TASK: Leave out the pictures and repeat every record exactly.
— START OF EXTRACTED ENTRIES —
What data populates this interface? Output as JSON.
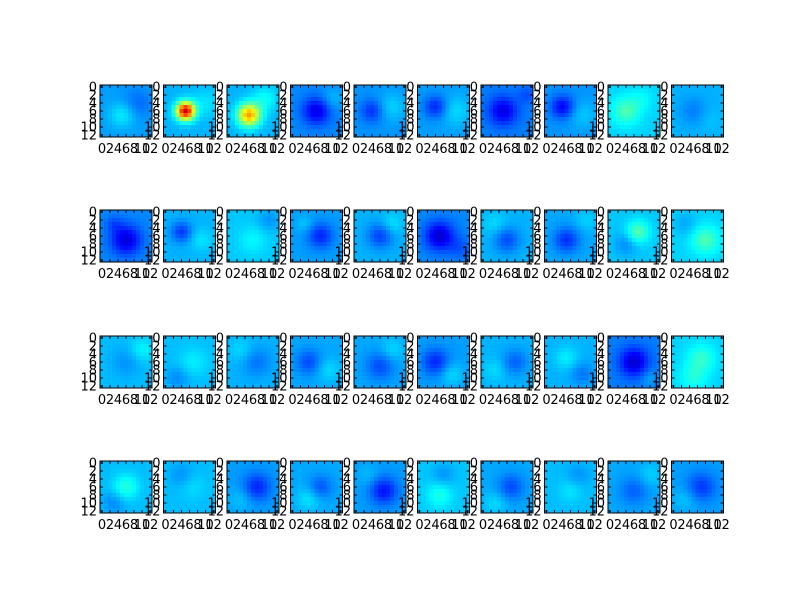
{
  "chart_data": {
    "type": "heatmap",
    "layout": {
      "rows": 4,
      "cols": 10
    },
    "colormap": "jet",
    "value_range": [
      0,
      1
    ],
    "image_shape": [
      13,
      13
    ],
    "x_ticks": [
      "0",
      "2",
      "4",
      "6",
      "8",
      "10",
      "12"
    ],
    "y_ticks": [
      "0",
      "2",
      "4",
      "6",
      "8",
      "10",
      "12"
    ],
    "grid": false,
    "tiles": [
      {
        "base": 0.28,
        "blobs": [
          [
            7,
            5,
            2.2,
            0.08
          ],
          [
            4,
            9,
            2.6,
            -0.05
          ]
        ]
      },
      {
        "base": 0.3,
        "blobs": [
          [
            6,
            5,
            1.6,
            0.62
          ],
          [
            4,
            10,
            2.5,
            0.05
          ]
        ]
      },
      {
        "base": 0.3,
        "blobs": [
          [
            7,
            5,
            2.0,
            0.42
          ],
          [
            3,
            9,
            2.2,
            0.08
          ]
        ]
      },
      {
        "base": 0.26,
        "blobs": [
          [
            6,
            6,
            2.4,
            -0.16
          ],
          [
            3,
            10,
            2.0,
            0.05
          ]
        ]
      },
      {
        "base": 0.27,
        "blobs": [
          [
            6,
            4,
            2.0,
            -0.1
          ],
          [
            5,
            9,
            2.5,
            0.06
          ]
        ]
      },
      {
        "base": 0.28,
        "blobs": [
          [
            5,
            4,
            2.0,
            -0.12
          ],
          [
            6,
            9,
            2.5,
            0.06
          ]
        ]
      },
      {
        "base": 0.25,
        "blobs": [
          [
            6,
            5,
            2.5,
            -0.15
          ],
          [
            2,
            11,
            1.5,
            -0.05
          ]
        ]
      },
      {
        "base": 0.27,
        "blobs": [
          [
            5,
            4,
            2.0,
            -0.15
          ],
          [
            7,
            9,
            2.5,
            0.05
          ]
        ]
      },
      {
        "base": 0.33,
        "blobs": [
          [
            6,
            4,
            2.5,
            0.12
          ],
          [
            3,
            8,
            2.0,
            0.04
          ]
        ]
      },
      {
        "base": 0.3,
        "blobs": [
          [
            6,
            5,
            2.5,
            -0.05
          ],
          [
            8,
            9,
            2.0,
            0.02
          ]
        ]
      },
      {
        "base": 0.26,
        "blobs": [
          [
            7,
            6,
            2.6,
            -0.17
          ],
          [
            3,
            3,
            1.5,
            -0.05
          ]
        ]
      },
      {
        "base": 0.3,
        "blobs": [
          [
            5,
            4,
            1.8,
            -0.12
          ],
          [
            7,
            9,
            2.0,
            0.05
          ]
        ]
      },
      {
        "base": 0.32,
        "blobs": [
          [
            7,
            6,
            2.5,
            0.05
          ],
          [
            2,
            10,
            2.0,
            -0.05
          ]
        ]
      },
      {
        "base": 0.28,
        "blobs": [
          [
            6,
            7,
            2.2,
            -0.12
          ],
          [
            3,
            3,
            1.5,
            0.04
          ]
        ]
      },
      {
        "base": 0.3,
        "blobs": [
          [
            6,
            6,
            2.2,
            -0.11
          ],
          [
            3,
            9,
            1.8,
            0.05
          ]
        ]
      },
      {
        "base": 0.26,
        "blobs": [
          [
            6,
            5,
            2.5,
            -0.18
          ],
          [
            9,
            10,
            2.0,
            -0.05
          ]
        ]
      },
      {
        "base": 0.3,
        "blobs": [
          [
            7,
            6,
            2.2,
            -0.1
          ],
          [
            3,
            3,
            2.0,
            0.04
          ]
        ]
      },
      {
        "base": 0.29,
        "blobs": [
          [
            7,
            5,
            2.2,
            -0.12
          ],
          [
            2,
            10,
            2.0,
            0.04
          ]
        ]
      },
      {
        "base": 0.32,
        "blobs": [
          [
            5,
            7,
            2.0,
            0.14
          ],
          [
            8,
            4,
            2.0,
            -0.06
          ]
        ]
      },
      {
        "base": 0.33,
        "blobs": [
          [
            7,
            8,
            2.5,
            0.12
          ],
          [
            3,
            3,
            2.0,
            -0.04
          ]
        ]
      },
      {
        "base": 0.31,
        "blobs": [
          [
            6,
            6,
            2.5,
            -0.04
          ],
          [
            3,
            10,
            2.0,
            0.06
          ]
        ]
      },
      {
        "base": 0.31,
        "blobs": [
          [
            6,
            7,
            2.5,
            0.05
          ],
          [
            10,
            3,
            2.0,
            -0.05
          ]
        ]
      },
      {
        "base": 0.3,
        "blobs": [
          [
            6,
            7,
            2.5,
            -0.06
          ],
          [
            3,
            3,
            2.0,
            0.04
          ]
        ]
      },
      {
        "base": 0.29,
        "blobs": [
          [
            6,
            4,
            2.2,
            -0.09
          ],
          [
            8,
            9,
            2.0,
            0.05
          ]
        ]
      },
      {
        "base": 0.29,
        "blobs": [
          [
            7,
            6,
            2.5,
            -0.09
          ],
          [
            3,
            9,
            2.0,
            0.05
          ]
        ]
      },
      {
        "base": 0.28,
        "blobs": [
          [
            6,
            4,
            2.3,
            -0.12
          ],
          [
            9,
            8,
            2.0,
            0.06
          ]
        ]
      },
      {
        "base": 0.3,
        "blobs": [
          [
            6,
            8,
            2.2,
            -0.08
          ],
          [
            8,
            3,
            2.0,
            0.04
          ]
        ]
      },
      {
        "base": 0.3,
        "blobs": [
          [
            5,
            5,
            2.0,
            0.06
          ],
          [
            9,
            9,
            2.0,
            -0.06
          ]
        ]
      },
      {
        "base": 0.25,
        "blobs": [
          [
            6,
            6,
            2.5,
            -0.17
          ],
          [
            10,
            10,
            1.5,
            0.04
          ]
        ]
      },
      {
        "base": 0.33,
        "blobs": [
          [
            5,
            7,
            2.5,
            0.09
          ],
          [
            10,
            5,
            2.5,
            0.07
          ]
        ]
      },
      {
        "base": 0.31,
        "blobs": [
          [
            6,
            6,
            2.2,
            0.1
          ],
          [
            10,
            3,
            2.0,
            -0.05
          ]
        ]
      },
      {
        "base": 0.31,
        "blobs": [
          [
            6,
            7,
            2.2,
            0.03
          ],
          [
            3,
            4,
            2.0,
            -0.04
          ]
        ]
      },
      {
        "base": 0.28,
        "blobs": [
          [
            6,
            7,
            2.4,
            -0.12
          ],
          [
            9,
            3,
            2.0,
            0.04
          ]
        ]
      },
      {
        "base": 0.29,
        "blobs": [
          [
            6,
            7,
            2.0,
            -0.08
          ],
          [
            9,
            4,
            2.0,
            0.06
          ]
        ]
      },
      {
        "base": 0.28,
        "blobs": [
          [
            7,
            7,
            2.4,
            -0.14
          ],
          [
            3,
            3,
            1.8,
            0.03
          ]
        ]
      },
      {
        "base": 0.32,
        "blobs": [
          [
            8,
            5,
            2.2,
            0.08
          ],
          [
            3,
            6,
            2.0,
            -0.05
          ]
        ]
      },
      {
        "base": 0.29,
        "blobs": [
          [
            6,
            7,
            2.3,
            -0.09
          ],
          [
            10,
            3,
            2.0,
            0.05
          ]
        ]
      },
      {
        "base": 0.31,
        "blobs": [
          [
            7,
            6,
            2.0,
            0.04
          ],
          [
            3,
            8,
            2.0,
            -0.04
          ]
        ]
      },
      {
        "base": 0.29,
        "blobs": [
          [
            7,
            6,
            2.5,
            -0.07
          ],
          [
            3,
            10,
            2.0,
            0.04
          ]
        ]
      },
      {
        "base": 0.28,
        "blobs": [
          [
            6,
            7,
            2.5,
            -0.1
          ],
          [
            9,
            3,
            2.0,
            0.04
          ]
        ]
      }
    ]
  }
}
— END OF EXTRACTED ENTRIES —
WRITTEN ANSWER:
What data populates this interface? Output as JSON.
{
  "chart_data": {
    "type": "heatmap",
    "layout": {
      "rows": 4,
      "cols": 10
    },
    "colormap": "jet",
    "value_range": [
      0,
      1
    ],
    "image_shape": [
      13,
      13
    ],
    "x_ticks": [
      "0",
      "2",
      "4",
      "6",
      "8",
      "10",
      "12"
    ],
    "y_ticks": [
      "0",
      "2",
      "4",
      "6",
      "8",
      "10",
      "12"
    ],
    "grid": false,
    "tiles": [
      {
        "base": 0.28,
        "blobs": [
          [
            7,
            5,
            2.2,
            0.08
          ],
          [
            4,
            9,
            2.6,
            -0.05
          ]
        ]
      },
      {
        "base": 0.3,
        "blobs": [
          [
            6,
            5,
            1.6,
            0.62
          ],
          [
            4,
            10,
            2.5,
            0.05
          ]
        ]
      },
      {
        "base": 0.3,
        "blobs": [
          [
            7,
            5,
            2.0,
            0.42
          ],
          [
            3,
            9,
            2.2,
            0.08
          ]
        ]
      },
      {
        "base": 0.26,
        "blobs": [
          [
            6,
            6,
            2.4,
            -0.16
          ],
          [
            3,
            10,
            2.0,
            0.05
          ]
        ]
      },
      {
        "base": 0.27,
        "blobs": [
          [
            6,
            4,
            2.0,
            -0.1
          ],
          [
            5,
            9,
            2.5,
            0.06
          ]
        ]
      },
      {
        "base": 0.28,
        "blobs": [
          [
            5,
            4,
            2.0,
            -0.12
          ],
          [
            6,
            9,
            2.5,
            0.06
          ]
        ]
      },
      {
        "base": 0.25,
        "blobs": [
          [
            6,
            5,
            2.5,
            -0.15
          ],
          [
            2,
            11,
            1.5,
            -0.05
          ]
        ]
      },
      {
        "base": 0.27,
        "blobs": [
          [
            5,
            4,
            2.0,
            -0.15
          ],
          [
            7,
            9,
            2.5,
            0.05
          ]
        ]
      },
      {
        "base": 0.33,
        "blobs": [
          [
            6,
            4,
            2.5,
            0.12
          ],
          [
            3,
            8,
            2.0,
            0.04
          ]
        ]
      },
      {
        "base": 0.3,
        "blobs": [
          [
            6,
            5,
            2.5,
            -0.05
          ],
          [
            8,
            9,
            2.0,
            0.02
          ]
        ]
      },
      {
        "base": 0.26,
        "blobs": [
          [
            7,
            6,
            2.6,
            -0.17
          ],
          [
            3,
            3,
            1.5,
            -0.05
          ]
        ]
      },
      {
        "base": 0.3,
        "blobs": [
          [
            5,
            4,
            1.8,
            -0.12
          ],
          [
            7,
            9,
            2.0,
            0.05
          ]
        ]
      },
      {
        "base": 0.32,
        "blobs": [
          [
            7,
            6,
            2.5,
            0.05
          ],
          [
            2,
            10,
            2.0,
            -0.05
          ]
        ]
      },
      {
        "base": 0.28,
        "blobs": [
          [
            6,
            7,
            2.2,
            -0.12
          ],
          [
            3,
            3,
            1.5,
            0.04
          ]
        ]
      },
      {
        "base": 0.3,
        "blobs": [
          [
            6,
            6,
            2.2,
            -0.11
          ],
          [
            3,
            9,
            1.8,
            0.05
          ]
        ]
      },
      {
        "base": 0.26,
        "blobs": [
          [
            6,
            5,
            2.5,
            -0.18
          ],
          [
            9,
            10,
            2.0,
            -0.05
          ]
        ]
      },
      {
        "base": 0.3,
        "blobs": [
          [
            7,
            6,
            2.2,
            -0.1
          ],
          [
            3,
            3,
            2.0,
            0.04
          ]
        ]
      },
      {
        "base": 0.29,
        "blobs": [
          [
            7,
            5,
            2.2,
            -0.12
          ],
          [
            2,
            10,
            2.0,
            0.04
          ]
        ]
      },
      {
        "base": 0.32,
        "blobs": [
          [
            5,
            7,
            2.0,
            0.14
          ],
          [
            8,
            4,
            2.0,
            -0.06
          ]
        ]
      },
      {
        "base": 0.33,
        "blobs": [
          [
            7,
            8,
            2.5,
            0.12
          ],
          [
            3,
            3,
            2.0,
            -0.04
          ]
        ]
      },
      {
        "base": 0.31,
        "blobs": [
          [
            6,
            6,
            2.5,
            -0.04
          ],
          [
            3,
            10,
            2.0,
            0.06
          ]
        ]
      },
      {
        "base": 0.31,
        "blobs": [
          [
            6,
            7,
            2.5,
            0.05
          ],
          [
            10,
            3,
            2.0,
            -0.05
          ]
        ]
      },
      {
        "base": 0.3,
        "blobs": [
          [
            6,
            7,
            2.5,
            -0.06
          ],
          [
            3,
            3,
            2.0,
            0.04
          ]
        ]
      },
      {
        "base": 0.29,
        "blobs": [
          [
            6,
            4,
            2.2,
            -0.09
          ],
          [
            8,
            9,
            2.0,
            0.05
          ]
        ]
      },
      {
        "base": 0.29,
        "blobs": [
          [
            7,
            6,
            2.5,
            -0.09
          ],
          [
            3,
            9,
            2.0,
            0.05
          ]
        ]
      },
      {
        "base": 0.28,
        "blobs": [
          [
            6,
            4,
            2.3,
            -0.12
          ],
          [
            9,
            8,
            2.0,
            0.06
          ]
        ]
      },
      {
        "base": 0.3,
        "blobs": [
          [
            6,
            8,
            2.2,
            -0.08
          ],
          [
            8,
            3,
            2.0,
            0.04
          ]
        ]
      },
      {
        "base": 0.3,
        "blobs": [
          [
            5,
            5,
            2.0,
            0.06
          ],
          [
            9,
            9,
            2.0,
            -0.06
          ]
        ]
      },
      {
        "base": 0.25,
        "blobs": [
          [
            6,
            6,
            2.5,
            -0.17
          ],
          [
            10,
            10,
            1.5,
            0.04
          ]
        ]
      },
      {
        "base": 0.33,
        "blobs": [
          [
            5,
            7,
            2.5,
            0.09
          ],
          [
            10,
            5,
            2.5,
            0.07
          ]
        ]
      },
      {
        "base": 0.31,
        "blobs": [
          [
            6,
            6,
            2.2,
            0.1
          ],
          [
            10,
            3,
            2.0,
            -0.05
          ]
        ]
      },
      {
        "base": 0.31,
        "blobs": [
          [
            6,
            7,
            2.2,
            0.03
          ],
          [
            3,
            4,
            2.0,
            -0.04
          ]
        ]
      },
      {
        "base": 0.28,
        "blobs": [
          [
            6,
            7,
            2.4,
            -0.12
          ],
          [
            9,
            3,
            2.0,
            0.04
          ]
        ]
      },
      {
        "base": 0.29,
        "blobs": [
          [
            6,
            7,
            2.0,
            -0.08
          ],
          [
            9,
            4,
            2.0,
            0.06
          ]
        ]
      },
      {
        "base": 0.28,
        "blobs": [
          [
            7,
            7,
            2.4,
            -0.14
          ],
          [
            3,
            3,
            1.8,
            0.03
          ]
        ]
      },
      {
        "base": 0.32,
        "blobs": [
          [
            8,
            5,
            2.2,
            0.08
          ],
          [
            3,
            6,
            2.0,
            -0.05
          ]
        ]
      },
      {
        "base": 0.29,
        "blobs": [
          [
            6,
            7,
            2.3,
            -0.09
          ],
          [
            10,
            3,
            2.0,
            0.05
          ]
        ]
      },
      {
        "base": 0.31,
        "blobs": [
          [
            7,
            6,
            2.0,
            0.04
          ],
          [
            3,
            8,
            2.0,
            -0.04
          ]
        ]
      },
      {
        "base": 0.29,
        "blobs": [
          [
            7,
            6,
            2.5,
            -0.07
          ],
          [
            3,
            10,
            2.0,
            0.04
          ]
        ]
      },
      {
        "base": 0.28,
        "blobs": [
          [
            6,
            7,
            2.5,
            -0.1
          ],
          [
            9,
            3,
            2.0,
            0.04
          ]
        ]
      }
    ]
  }
}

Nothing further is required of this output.